§ **Provided material**:
┌──
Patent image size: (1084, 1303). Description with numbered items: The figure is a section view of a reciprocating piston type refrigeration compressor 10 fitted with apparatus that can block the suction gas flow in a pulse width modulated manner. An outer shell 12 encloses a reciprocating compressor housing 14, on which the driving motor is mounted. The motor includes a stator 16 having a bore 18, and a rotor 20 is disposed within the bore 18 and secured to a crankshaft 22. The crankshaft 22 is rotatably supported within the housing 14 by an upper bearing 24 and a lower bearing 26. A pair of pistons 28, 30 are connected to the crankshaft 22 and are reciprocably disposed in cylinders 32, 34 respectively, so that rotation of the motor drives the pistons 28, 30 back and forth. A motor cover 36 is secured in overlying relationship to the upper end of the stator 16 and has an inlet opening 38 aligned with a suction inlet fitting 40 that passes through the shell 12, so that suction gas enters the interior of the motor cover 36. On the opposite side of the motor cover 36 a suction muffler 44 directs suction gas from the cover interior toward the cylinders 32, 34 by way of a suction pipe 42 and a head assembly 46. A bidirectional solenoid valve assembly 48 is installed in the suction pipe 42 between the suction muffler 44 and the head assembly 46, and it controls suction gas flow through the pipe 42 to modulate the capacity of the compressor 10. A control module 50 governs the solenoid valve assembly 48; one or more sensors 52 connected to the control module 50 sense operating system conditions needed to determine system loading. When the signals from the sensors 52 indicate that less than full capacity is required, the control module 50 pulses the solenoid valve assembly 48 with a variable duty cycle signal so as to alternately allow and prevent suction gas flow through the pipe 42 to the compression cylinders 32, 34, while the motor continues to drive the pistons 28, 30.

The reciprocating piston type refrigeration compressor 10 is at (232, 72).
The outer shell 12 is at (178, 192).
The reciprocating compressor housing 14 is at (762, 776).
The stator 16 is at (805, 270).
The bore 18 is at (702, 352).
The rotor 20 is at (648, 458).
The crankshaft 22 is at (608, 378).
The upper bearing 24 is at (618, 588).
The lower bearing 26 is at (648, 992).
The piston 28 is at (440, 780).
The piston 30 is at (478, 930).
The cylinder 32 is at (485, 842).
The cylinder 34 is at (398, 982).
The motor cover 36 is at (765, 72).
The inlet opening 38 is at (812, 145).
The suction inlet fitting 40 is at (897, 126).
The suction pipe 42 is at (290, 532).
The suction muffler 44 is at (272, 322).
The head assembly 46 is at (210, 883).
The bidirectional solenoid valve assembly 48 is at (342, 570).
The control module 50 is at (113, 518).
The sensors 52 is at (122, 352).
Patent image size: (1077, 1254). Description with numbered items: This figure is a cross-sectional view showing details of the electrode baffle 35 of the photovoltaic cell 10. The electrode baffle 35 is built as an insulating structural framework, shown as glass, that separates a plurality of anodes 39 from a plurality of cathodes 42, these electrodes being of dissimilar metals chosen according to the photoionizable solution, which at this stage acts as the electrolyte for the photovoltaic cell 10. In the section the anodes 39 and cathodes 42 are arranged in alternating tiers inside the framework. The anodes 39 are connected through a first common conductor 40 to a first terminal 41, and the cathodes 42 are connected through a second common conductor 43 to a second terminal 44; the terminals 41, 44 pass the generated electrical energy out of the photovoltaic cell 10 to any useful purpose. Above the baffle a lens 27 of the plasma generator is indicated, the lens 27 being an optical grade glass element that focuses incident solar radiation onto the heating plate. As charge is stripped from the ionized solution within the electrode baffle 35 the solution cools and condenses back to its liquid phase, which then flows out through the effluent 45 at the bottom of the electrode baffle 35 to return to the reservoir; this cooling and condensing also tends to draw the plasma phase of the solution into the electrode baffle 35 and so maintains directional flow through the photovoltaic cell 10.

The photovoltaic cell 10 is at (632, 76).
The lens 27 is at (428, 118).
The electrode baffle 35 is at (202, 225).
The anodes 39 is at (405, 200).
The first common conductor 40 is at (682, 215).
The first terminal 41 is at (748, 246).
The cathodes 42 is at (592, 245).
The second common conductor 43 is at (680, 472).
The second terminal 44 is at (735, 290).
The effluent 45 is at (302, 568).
└──
§ **What the task asks**: Give every line of the material above as a JSON list of strings, with one string per line and blank lines omitted.

§ **Complete answer**:
[
  "Patent image size: (1084, 1303). Description with numbered items: The figure is a section view of a reciprocating piston type refrigeration compressor 10 fitted with apparatus that can block the suction gas flow in a pulse width modulated manner. An outer shell 12 encloses a reciprocating compressor housing 14, on which the driving motor is mounted. The motor includes a stator 16 having a bore 18, and a rotor 20 is disposed within the bore 18 and secured to a crankshaft 22. The crankshaft 22 is rotatably supported within the housing 14 by an upper bearing 24 and a lower bearing 26. A pair of pistons 28, 30 are connected to the crankshaft 22 and are reciprocably disposed in cylinders 32, 34 respectively, so that rotation of the motor drives the pistons 28, 30 back and forth. A motor cover 36 is secured in overlying relationship to the upper end of the stator 16 and has an inlet opening 38 aligned with a suction inlet fitting 40 that passes through the shell 12, so that suction gas enters the interior of the motor cover 36. On the opposite side of the motor cover 36 a suction muffler 44 directs suction gas from the cover interior toward the cylinders 32, 34 by way of a suction pipe 42 and a head assembly 46. A bidirectional solenoid valve assembly 48 is installed in the suction pipe 42 between the suction muffler 44 and the head assembly 46, and it controls suction gas flow through the pipe 42 to modulate the capacity of the compressor 10. A control module 50 governs the solenoid valve assembly 48; one or more sensors 52 connected to the control module 50 sense operating system conditions needed to determine system loading. When the signals from the sensors 52 indicate that less than full capacity is required, the control module 50 pulses the solenoid valve assembly 48 with a variable duty cycle signal so as to alternately allow and prevent suction gas flow through the pipe 42 to the compression cylinders 32, 34, while the motor continues to drive the pistons 28, 30.",
  "The reciprocating piston type refrigeration compressor 10 is at (232, 72).",
  "The outer shell 12 is at (178, 192).",
  "The reciprocating compressor housing 14 is at (762, 776).",
  "The stator 16 is at (805, 270).",
  "The bore 18 is at (702, 352).",
  "The rotor 20 is at (648, 458).",
  "The crankshaft 22 is at (608, 378).",
  "The upper bearing 24 is at (618, 588).",
  "The lower bearing 26 is at (648, 992).",
  "The piston 28 is at (440, 780).",
  "The piston 30 is at (478, 930).",
  "The cylinder 32 is at (485, 842).",
  "The cylinder 34 is at (398, 982).",
  "The motor cover 36 is at (765, 72).",
  "The inlet opening 38 is at (812, 145).",
  "The suction inlet fitting 40 is at (897, 126).",
  "The suction pipe 42 is at (290, 532).",
  "The suction muffler 44 is at (272, 322).",
  "The head assembly 46 is at (210, 883).",
  "The bidirectional solenoid valve assembly 48 is at (342, 570).",
  "The control module 50 is at (113, 518).",
  "The sensors 52 is at (122, 352).",
  "Patent image size: (1077, 1254). Description with numbered items: This figure is a cross-sectional view showing details of the electrode baffle 35 of the photovoltaic cell 10. The electrode baffle 35 is built as an insulating structural framework, shown as glass, that separates a plurality of anodes 39 from a plurality of cathodes 42, these electrodes being of dissimilar metals chosen according to the photoionizable solution, which at this stage acts as the electrolyte for the photovoltaic cell 10. In the section the anodes 39 and cathodes 42 are arranged in alternating tiers inside the framework. The anodes 39 are connected through a first common conductor 40 to a first terminal 41, and the cathodes 42 are connected through a second common conductor 43 to a second terminal 44; the terminals 41, 44 pass the generated electrical energy out of the photovoltaic cell 10 to any useful purpose. Above the baffle a lens 27 of the plasma generator is indicated, the lens 27 being an optical grade glass element that focuses incident solar radiation onto the heating plate. As charge is stripped from the ionized solution within the electrode baffle 35 the solution cools and condenses back to its liquid phase, which then flows out through the effluent 45 at the bottom of the electrode baffle 35 to return to the reservoir; this cooling and condensing also tends to draw the plasma phase of the solution into the electrode baffle 35 and so maintains directional flow through the photovoltaic cell 10.",
  "The photovoltaic cell 10 is at (632, 76).",
  "The lens 27 is at (428, 118).",
  "The electrode baffle 35 is at (202, 225).",
  "The anodes 39 is at (405, 200).",
  "The first common conductor 40 is at (682, 215).",
  "The first terminal 41 is at (748, 246).",
  "The cathodes 42 is at (592, 245).",
  "The second common conductor 43 is at (680, 472).",
  "The second terminal 44 is at (735, 290).",
  "The effluent 45 is at (302, 568)."
]